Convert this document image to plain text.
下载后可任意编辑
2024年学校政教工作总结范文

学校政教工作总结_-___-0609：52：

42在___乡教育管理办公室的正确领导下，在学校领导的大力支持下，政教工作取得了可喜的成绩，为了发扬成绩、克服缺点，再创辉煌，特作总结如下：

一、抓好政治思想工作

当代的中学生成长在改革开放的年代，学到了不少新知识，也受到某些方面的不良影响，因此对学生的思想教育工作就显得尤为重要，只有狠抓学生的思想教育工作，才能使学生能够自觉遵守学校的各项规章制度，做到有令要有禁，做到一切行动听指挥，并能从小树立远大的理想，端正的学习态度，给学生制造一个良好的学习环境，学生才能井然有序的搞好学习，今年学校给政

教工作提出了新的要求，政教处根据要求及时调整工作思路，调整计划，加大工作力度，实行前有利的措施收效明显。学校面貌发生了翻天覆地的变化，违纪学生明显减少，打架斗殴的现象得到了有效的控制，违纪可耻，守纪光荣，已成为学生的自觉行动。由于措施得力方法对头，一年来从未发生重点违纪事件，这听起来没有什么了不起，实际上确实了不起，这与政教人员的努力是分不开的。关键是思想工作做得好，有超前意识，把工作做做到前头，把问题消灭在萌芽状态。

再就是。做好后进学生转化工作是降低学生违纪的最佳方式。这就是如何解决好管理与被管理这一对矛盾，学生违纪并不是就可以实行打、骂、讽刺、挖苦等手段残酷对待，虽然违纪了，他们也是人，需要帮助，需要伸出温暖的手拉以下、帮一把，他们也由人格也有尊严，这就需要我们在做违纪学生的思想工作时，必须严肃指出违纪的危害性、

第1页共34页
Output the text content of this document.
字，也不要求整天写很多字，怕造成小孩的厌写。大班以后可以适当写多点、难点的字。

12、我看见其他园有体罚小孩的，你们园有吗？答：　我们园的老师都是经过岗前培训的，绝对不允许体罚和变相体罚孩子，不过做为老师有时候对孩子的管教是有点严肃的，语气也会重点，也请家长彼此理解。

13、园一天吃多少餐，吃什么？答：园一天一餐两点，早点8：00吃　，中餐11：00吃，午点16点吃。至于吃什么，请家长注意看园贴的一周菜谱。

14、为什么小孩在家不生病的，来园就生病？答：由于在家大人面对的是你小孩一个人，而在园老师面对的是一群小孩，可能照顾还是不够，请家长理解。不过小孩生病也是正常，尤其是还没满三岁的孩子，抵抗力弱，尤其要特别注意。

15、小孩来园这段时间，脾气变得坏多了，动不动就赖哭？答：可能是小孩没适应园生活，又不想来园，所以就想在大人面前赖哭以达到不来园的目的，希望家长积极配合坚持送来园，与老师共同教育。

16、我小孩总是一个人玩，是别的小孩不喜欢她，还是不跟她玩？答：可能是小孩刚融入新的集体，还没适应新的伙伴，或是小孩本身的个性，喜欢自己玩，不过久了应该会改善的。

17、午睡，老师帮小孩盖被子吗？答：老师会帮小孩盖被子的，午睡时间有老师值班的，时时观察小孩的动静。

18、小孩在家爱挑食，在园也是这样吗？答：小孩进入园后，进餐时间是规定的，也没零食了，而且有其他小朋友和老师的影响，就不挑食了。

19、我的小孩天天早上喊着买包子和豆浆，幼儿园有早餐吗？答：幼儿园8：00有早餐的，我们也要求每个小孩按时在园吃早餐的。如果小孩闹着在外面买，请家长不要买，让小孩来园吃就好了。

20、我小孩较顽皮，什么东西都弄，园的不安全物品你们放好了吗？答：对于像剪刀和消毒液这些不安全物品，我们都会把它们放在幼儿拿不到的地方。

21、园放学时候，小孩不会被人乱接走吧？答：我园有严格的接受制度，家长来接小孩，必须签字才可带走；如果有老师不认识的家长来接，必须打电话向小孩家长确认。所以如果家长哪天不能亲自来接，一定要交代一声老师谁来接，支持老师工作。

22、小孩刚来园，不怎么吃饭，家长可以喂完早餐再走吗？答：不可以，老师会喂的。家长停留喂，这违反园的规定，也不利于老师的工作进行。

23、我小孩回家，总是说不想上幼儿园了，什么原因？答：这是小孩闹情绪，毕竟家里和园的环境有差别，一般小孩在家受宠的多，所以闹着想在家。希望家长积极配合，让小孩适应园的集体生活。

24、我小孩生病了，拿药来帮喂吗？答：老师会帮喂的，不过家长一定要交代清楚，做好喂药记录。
+===+
▶ Aim:
Show, from the material above, each line that includes the string "document".

▶ Task answer:
Convert this document image to plain text.
Output the text content of this document.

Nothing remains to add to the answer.